> _WORK TO DO_
How many lines of these entries hold the string "title"? Answer with the number alone.

> _DATA ROWS_
========

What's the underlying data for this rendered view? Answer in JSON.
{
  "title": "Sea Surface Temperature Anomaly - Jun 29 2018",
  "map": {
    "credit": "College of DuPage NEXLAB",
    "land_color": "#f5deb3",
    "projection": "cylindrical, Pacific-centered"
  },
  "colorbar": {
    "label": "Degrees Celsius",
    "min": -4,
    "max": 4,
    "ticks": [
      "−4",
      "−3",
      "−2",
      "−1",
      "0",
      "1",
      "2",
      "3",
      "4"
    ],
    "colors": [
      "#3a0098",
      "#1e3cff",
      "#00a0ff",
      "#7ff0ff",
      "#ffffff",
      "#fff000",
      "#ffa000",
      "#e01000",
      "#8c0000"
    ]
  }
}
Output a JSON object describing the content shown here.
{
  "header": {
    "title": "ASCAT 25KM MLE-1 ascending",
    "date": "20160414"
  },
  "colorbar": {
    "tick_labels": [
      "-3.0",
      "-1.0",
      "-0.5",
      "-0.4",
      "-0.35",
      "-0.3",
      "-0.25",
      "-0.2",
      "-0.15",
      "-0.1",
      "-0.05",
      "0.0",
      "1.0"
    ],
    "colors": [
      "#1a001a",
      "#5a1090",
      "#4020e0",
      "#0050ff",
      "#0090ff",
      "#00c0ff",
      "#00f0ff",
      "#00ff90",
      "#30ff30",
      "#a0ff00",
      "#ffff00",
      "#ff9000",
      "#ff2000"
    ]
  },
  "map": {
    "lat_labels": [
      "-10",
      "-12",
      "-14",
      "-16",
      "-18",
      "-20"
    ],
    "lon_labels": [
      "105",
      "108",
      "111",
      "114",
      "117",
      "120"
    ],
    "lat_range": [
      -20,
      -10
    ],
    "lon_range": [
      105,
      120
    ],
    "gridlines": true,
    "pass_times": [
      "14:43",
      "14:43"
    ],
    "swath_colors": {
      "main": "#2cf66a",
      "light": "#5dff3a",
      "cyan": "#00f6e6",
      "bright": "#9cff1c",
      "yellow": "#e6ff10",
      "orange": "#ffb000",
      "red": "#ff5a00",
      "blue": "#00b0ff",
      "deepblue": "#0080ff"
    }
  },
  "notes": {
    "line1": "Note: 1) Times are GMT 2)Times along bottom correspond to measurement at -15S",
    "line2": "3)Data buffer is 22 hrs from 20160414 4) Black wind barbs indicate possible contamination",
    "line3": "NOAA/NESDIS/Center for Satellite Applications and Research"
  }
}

========

> _WRITTEN ANSWER_
2